## Exercise
Find every line with the word "skills". Copy those lines.

Data items:

◆ ◆ ◆ ◆ ◆

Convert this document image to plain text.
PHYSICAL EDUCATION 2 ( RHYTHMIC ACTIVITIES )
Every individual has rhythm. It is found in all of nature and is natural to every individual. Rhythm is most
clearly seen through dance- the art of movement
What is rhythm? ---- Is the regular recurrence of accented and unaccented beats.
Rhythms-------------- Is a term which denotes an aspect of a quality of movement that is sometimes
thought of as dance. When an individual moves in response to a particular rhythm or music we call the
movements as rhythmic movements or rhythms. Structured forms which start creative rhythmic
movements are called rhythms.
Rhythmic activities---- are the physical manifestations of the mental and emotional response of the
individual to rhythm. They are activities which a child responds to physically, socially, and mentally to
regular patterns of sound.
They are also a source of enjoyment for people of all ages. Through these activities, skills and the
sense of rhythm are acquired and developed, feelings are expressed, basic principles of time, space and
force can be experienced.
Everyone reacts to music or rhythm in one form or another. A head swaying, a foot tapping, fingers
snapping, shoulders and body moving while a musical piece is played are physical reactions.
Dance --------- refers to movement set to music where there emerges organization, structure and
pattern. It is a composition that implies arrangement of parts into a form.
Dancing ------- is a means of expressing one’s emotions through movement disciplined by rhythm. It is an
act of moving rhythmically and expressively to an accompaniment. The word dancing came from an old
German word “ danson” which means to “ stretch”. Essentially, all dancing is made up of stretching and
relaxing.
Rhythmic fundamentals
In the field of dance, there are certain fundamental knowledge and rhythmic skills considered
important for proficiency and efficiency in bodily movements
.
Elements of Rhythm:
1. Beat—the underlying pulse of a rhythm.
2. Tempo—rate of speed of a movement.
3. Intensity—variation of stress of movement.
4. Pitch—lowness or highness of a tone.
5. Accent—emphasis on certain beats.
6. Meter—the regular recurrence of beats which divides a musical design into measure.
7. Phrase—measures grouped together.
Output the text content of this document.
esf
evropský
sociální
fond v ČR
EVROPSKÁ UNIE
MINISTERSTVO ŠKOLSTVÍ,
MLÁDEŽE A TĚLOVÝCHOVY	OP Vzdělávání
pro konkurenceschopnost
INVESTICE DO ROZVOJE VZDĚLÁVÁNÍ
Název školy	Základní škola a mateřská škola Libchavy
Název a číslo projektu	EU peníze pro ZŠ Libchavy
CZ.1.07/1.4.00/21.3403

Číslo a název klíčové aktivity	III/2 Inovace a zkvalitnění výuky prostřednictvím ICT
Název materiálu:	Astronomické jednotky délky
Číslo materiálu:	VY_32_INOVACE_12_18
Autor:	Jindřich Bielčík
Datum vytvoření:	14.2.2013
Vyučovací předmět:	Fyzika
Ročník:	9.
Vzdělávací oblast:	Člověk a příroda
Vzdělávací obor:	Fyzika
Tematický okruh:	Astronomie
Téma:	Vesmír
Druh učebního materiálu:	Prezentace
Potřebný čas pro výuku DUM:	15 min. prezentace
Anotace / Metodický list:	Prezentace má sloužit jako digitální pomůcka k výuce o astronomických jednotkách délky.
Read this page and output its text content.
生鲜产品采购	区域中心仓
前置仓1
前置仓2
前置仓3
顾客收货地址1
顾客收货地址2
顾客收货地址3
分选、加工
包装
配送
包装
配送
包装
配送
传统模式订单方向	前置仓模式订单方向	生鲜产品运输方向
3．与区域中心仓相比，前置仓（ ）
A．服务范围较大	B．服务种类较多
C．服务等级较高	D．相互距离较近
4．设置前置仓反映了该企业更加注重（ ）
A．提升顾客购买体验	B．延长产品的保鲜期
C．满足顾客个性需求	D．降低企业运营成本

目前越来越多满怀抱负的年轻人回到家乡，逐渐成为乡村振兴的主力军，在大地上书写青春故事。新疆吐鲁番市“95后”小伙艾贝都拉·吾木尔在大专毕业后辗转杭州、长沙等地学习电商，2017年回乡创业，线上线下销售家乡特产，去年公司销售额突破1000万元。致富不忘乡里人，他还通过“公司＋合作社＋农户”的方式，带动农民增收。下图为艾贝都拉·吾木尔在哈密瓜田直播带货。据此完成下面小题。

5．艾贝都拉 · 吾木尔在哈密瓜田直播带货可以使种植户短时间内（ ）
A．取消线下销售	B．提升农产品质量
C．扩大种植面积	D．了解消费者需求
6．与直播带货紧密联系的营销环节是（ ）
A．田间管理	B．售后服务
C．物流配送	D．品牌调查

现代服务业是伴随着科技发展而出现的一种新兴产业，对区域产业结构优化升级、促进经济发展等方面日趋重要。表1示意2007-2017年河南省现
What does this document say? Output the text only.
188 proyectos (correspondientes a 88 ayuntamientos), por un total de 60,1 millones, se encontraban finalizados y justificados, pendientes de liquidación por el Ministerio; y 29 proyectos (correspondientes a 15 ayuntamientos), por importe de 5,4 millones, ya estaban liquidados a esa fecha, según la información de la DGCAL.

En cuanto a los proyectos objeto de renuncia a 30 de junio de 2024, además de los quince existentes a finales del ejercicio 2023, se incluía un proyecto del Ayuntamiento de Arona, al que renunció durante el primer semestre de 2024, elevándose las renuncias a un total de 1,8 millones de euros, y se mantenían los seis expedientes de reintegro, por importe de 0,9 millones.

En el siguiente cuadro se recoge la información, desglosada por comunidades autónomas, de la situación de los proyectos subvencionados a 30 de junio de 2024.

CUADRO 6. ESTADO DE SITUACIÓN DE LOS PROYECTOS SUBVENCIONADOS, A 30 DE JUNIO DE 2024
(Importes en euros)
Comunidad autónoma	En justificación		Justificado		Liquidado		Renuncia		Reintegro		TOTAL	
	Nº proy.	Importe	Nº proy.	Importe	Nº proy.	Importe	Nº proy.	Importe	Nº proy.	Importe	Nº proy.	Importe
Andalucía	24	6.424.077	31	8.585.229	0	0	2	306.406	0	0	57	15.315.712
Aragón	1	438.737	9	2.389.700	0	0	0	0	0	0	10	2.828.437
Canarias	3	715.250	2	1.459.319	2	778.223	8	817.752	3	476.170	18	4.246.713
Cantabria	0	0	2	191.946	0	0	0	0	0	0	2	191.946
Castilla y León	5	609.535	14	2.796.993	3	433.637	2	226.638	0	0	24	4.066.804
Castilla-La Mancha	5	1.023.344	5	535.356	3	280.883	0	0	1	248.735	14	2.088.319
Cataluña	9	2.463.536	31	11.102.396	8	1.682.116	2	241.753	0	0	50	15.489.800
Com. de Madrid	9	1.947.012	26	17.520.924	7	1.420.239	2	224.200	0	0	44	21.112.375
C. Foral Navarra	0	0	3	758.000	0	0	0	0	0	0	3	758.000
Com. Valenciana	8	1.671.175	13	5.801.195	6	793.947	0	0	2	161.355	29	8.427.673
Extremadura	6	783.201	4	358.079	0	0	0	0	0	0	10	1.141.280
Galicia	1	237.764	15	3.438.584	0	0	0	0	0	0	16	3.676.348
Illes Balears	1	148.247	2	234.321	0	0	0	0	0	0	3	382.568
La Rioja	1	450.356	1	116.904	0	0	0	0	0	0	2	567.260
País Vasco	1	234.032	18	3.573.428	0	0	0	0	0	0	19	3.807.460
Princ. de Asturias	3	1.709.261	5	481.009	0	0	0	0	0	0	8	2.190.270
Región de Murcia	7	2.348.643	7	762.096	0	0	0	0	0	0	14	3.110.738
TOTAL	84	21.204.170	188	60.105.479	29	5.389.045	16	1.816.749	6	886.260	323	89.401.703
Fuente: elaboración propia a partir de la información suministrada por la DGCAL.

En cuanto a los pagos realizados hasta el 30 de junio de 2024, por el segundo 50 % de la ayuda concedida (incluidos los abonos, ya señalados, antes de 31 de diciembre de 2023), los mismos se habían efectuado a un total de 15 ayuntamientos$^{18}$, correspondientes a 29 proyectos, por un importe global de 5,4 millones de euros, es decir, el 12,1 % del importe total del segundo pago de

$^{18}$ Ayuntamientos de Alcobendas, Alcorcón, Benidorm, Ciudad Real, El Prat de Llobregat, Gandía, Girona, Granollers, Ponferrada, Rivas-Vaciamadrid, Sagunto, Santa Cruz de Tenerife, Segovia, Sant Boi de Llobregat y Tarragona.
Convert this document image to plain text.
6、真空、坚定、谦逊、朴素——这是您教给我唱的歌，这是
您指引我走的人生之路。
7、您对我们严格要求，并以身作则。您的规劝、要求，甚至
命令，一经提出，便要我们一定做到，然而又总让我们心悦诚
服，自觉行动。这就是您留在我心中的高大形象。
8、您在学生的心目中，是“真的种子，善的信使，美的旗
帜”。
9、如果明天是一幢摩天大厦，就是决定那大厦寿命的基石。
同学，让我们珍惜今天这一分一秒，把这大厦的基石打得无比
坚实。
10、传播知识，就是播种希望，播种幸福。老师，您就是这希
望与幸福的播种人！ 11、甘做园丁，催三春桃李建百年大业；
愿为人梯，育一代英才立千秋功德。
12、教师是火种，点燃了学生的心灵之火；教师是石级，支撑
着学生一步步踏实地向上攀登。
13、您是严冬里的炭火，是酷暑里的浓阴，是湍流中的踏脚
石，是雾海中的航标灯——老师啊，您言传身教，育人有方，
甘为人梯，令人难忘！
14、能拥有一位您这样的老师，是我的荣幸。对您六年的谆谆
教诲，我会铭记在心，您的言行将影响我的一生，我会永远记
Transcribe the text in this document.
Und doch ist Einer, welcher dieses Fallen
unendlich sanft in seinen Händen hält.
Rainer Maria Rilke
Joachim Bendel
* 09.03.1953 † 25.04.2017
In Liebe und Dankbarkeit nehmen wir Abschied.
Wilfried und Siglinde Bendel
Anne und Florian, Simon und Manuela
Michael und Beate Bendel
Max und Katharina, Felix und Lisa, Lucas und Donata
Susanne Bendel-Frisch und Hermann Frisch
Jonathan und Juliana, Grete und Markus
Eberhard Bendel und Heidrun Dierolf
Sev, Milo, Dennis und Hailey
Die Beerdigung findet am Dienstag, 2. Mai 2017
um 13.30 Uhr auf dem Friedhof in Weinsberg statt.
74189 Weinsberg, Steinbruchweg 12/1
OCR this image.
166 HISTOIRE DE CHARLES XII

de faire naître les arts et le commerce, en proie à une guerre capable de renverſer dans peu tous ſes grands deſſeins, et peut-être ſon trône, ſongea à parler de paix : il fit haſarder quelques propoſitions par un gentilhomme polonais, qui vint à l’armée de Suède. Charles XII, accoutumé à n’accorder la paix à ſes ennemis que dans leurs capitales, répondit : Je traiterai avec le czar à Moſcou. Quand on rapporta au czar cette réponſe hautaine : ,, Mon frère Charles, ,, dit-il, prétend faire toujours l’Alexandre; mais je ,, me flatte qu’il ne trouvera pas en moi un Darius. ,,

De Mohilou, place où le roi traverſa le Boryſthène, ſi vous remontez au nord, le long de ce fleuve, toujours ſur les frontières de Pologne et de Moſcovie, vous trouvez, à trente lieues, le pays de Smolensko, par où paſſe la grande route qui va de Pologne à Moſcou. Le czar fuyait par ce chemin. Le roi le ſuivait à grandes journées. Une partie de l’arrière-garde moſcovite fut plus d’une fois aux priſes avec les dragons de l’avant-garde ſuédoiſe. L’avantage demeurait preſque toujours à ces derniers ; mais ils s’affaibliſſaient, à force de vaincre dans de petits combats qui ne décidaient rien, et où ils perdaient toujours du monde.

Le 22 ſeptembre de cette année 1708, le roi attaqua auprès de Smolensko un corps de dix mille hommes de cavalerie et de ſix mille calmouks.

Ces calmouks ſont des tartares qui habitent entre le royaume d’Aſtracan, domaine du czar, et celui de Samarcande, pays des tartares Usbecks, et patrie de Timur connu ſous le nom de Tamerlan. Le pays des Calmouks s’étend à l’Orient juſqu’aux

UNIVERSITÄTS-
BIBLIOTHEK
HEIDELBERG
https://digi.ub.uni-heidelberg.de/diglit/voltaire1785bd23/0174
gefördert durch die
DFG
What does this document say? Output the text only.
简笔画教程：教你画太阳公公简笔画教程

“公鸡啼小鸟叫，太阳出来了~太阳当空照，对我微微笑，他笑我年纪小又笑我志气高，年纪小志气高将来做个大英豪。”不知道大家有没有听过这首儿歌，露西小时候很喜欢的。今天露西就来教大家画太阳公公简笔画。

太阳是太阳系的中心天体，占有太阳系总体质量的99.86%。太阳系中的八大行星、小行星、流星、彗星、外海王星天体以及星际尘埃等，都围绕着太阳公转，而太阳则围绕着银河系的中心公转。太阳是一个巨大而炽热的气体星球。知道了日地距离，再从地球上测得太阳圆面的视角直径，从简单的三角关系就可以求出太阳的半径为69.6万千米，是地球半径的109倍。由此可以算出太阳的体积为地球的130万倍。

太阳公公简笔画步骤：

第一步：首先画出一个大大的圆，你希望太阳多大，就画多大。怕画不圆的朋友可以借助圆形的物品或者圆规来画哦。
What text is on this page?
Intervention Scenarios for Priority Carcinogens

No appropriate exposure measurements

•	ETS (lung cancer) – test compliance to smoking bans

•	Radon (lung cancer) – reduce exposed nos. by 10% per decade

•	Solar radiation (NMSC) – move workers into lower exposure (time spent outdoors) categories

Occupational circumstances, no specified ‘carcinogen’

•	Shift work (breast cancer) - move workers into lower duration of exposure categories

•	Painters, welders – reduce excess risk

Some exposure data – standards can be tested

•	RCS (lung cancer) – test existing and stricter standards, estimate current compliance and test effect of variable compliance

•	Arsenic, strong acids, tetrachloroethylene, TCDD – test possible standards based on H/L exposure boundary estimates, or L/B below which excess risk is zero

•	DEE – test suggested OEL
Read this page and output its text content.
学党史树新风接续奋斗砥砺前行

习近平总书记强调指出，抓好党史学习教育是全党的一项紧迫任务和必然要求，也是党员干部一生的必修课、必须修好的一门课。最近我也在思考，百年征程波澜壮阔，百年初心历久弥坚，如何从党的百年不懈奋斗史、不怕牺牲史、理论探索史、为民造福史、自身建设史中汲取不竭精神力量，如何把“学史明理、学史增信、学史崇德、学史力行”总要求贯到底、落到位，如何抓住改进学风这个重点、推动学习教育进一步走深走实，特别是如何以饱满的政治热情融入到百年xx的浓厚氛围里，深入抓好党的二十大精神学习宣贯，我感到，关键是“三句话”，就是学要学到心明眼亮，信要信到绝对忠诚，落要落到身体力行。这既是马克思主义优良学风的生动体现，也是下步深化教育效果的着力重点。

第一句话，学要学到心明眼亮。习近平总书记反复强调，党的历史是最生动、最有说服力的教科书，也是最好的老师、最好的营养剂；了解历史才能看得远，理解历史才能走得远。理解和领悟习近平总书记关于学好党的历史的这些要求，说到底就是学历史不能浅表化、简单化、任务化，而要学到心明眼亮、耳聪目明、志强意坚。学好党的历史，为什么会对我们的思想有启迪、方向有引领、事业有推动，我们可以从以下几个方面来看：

◆ ◆ ◆ ◆ ◆

## Exercise answer
They are also a source of enjoyment for people of all ages. Through these activities, skills and the
In the field of dance, there are certain fundamental knowledge and rhythmic skills considered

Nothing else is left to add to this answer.